* Exercise description *
Write out exactly, with no other output, the lines below from the one that contains "Transcribe the text in this document." through the end.

* Extracted records *

● ● ● ● ●

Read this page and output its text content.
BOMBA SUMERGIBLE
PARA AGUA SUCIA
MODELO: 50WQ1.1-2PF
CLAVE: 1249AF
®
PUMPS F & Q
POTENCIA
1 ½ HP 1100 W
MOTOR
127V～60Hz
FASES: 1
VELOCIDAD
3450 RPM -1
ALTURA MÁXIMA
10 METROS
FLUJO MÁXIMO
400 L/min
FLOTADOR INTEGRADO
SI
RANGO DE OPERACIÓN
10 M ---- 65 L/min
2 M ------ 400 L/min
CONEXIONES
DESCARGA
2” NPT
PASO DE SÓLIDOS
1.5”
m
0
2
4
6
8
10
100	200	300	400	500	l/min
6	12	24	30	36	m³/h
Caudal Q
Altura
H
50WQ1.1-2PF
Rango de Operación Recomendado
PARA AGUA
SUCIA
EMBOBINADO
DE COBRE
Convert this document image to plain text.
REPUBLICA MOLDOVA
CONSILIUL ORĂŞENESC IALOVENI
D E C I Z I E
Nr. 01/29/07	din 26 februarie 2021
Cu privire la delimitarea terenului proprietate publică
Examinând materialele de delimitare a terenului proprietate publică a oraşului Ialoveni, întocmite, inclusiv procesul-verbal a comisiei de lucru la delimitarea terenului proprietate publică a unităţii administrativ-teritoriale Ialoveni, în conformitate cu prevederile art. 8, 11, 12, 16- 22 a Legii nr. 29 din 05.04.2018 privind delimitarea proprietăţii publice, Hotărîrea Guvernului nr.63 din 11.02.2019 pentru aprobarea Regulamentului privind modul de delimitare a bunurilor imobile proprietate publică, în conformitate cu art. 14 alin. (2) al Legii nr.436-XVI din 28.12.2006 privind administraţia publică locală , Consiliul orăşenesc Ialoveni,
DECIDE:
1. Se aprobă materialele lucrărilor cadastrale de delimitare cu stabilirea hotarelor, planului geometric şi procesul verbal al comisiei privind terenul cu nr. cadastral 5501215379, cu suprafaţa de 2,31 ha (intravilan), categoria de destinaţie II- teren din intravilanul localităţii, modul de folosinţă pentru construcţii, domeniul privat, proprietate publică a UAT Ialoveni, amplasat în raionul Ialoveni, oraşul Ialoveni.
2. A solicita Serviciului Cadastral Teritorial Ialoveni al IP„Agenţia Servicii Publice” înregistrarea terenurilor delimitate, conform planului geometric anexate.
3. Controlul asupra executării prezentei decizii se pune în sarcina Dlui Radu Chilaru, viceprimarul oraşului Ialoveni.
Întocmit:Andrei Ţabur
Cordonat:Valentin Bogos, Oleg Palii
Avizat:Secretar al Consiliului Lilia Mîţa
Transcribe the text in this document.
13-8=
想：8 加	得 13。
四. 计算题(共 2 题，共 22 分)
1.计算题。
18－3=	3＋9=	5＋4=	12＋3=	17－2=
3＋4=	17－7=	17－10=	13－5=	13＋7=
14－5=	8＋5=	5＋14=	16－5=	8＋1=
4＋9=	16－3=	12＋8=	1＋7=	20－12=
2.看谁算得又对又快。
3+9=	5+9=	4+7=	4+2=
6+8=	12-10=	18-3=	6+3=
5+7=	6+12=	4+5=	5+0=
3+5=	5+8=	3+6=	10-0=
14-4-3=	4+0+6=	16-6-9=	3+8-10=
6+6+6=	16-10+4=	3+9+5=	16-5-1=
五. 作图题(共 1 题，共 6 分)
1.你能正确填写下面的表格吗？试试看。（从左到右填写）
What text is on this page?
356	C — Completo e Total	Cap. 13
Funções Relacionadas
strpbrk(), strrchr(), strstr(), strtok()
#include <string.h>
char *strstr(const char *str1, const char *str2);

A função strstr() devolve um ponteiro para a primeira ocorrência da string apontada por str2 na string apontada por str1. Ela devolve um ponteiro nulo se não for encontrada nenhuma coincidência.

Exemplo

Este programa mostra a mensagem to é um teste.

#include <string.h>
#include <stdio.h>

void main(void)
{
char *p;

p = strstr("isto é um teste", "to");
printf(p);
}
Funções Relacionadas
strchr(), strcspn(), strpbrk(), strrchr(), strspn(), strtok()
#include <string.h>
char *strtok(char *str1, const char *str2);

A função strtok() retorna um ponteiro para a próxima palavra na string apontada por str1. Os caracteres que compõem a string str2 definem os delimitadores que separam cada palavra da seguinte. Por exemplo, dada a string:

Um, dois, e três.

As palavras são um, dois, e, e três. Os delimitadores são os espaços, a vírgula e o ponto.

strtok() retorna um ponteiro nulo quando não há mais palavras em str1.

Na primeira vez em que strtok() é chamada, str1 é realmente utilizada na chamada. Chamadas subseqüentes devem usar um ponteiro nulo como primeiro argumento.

● ● ● ● ●

* Written solution *
Transcribe the text in this document.
13-8=
想：8 加	得 13。
四. 计算题(共 2 题，共 22 分)
1.计算题。
18－3=	3＋9=	5＋4=	12＋3=	17－2=
3＋4=	17－7=	17－10=	13－5=	13＋7=
14－5=	8＋5=	5＋14=	16－5=	8＋1=
4＋9=	16－3=	12＋8=	1＋7=	20－12=
2.看谁算得又对又快。
3+9=	5+9=	4+7=	4+2=
6+8=	12-10=	18-3=	6+3=
5+7=	6+12=	4+5=	5+0=
3+5=	5+8=	3+6=	10-0=
14-4-3=	4+0+6=	16-6-9=	3+8-10=
6+6+6=	16-10+4=	3+9+5=	16-5-1=
五. 作图题(共 1 题，共 6 分)
1.你能正确填写下面的表格吗？试试看。（从左到右填写）
What text is on this page?
356	C — Completo e Total	Cap. 13
Funções Relacionadas
strpbrk(), strrchr(), strstr(), strtok()
#include <string.h>
char *strstr(const char *str1, const char *str2);

A função strstr() devolve um ponteiro para a primeira ocorrência da string apontada por str2 na string apontada por str1. Ela devolve um ponteiro nulo se não for encontrada nenhuma coincidência.

Exemplo

Este programa mostra a mensagem to é um teste.

#include <string.h>
#include <stdio.h>

void main(void)
{
char *p;

p = strstr("isto é um teste", "to");
printf(p);
}
Funções Relacionadas
strchr(), strcspn(), strpbrk(), strrchr(), strspn(), strtok()
#include <string.h>
char *strtok(char *str1, const char *str2);

A função strtok() retorna um ponteiro para a próxima palavra na string apontada por str1. Os caracteres que compõem a string str2 definem os delimitadores que separam cada palavra da seguinte. Por exemplo, dada a string:

Um, dois, e três.

As palavras são um, dois, e, e três. Os delimitadores são os espaços, a vírgula e o ponto.

strtok() retorna um ponteiro nulo quando não há mais palavras em str1.

Na primeira vez em que strtok() é chamada, str1 é realmente utilizada na chamada. Chamadas subseqüentes devem usar um ponteiro nulo como primeiro argumento.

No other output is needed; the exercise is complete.